Take from the listing each line that has the string "link".

## start

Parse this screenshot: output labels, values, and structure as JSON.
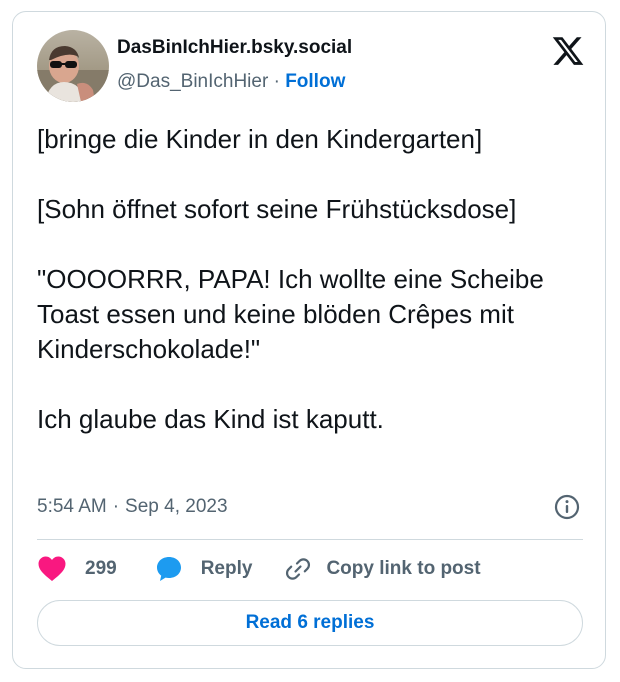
{
  "author": {
    "display_name": "DasBinIchHier.bsky.social",
    "handle": "@Das_BinIchHier",
    "separator": "·",
    "follow_label": "Follow",
    "avatar_icon": "avatar-photo",
    "platform_icon": "x-logo-icon"
  },
  "tweet": {
    "paragraphs": [
      "[bringe die Kinder in den Kindergarten]",
      "[Sohn öffnet sofort seine Frühstücksdose]",
      "\"OOOORRR, PAPA! Ich wollte eine Scheibe Toast essen und keine blöden Crêpes mit Kinderschokolade!\"",
      "Ich glaube das Kind ist kaputt."
    ],
    "time": "5:54 AM",
    "separator": "·",
    "date": "Sep 4, 2023",
    "info_icon": "info-icon"
  },
  "actions": {
    "like_icon": "heart-icon",
    "like_count": "299",
    "reply_icon": "speech-bubble-icon",
    "reply_label": "Reply",
    "copy_icon": "link-icon",
    "copy_label": "Copy link to post"
  },
  "footer": {
    "read_replies_label": "Read 6 replies"
  },
  "colors": {
    "text": "#0f1419",
    "muted": "#536471",
    "link": "#006fd6",
    "heart": "#f91880",
    "reply_bubble": "#1d9bf0",
    "border": "#cfd9de"
  }
}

## end

Result of the exercise:
    "copy_icon": "link-icon",
    "copy_label": "Copy link to post"
    "link": "#006fd6",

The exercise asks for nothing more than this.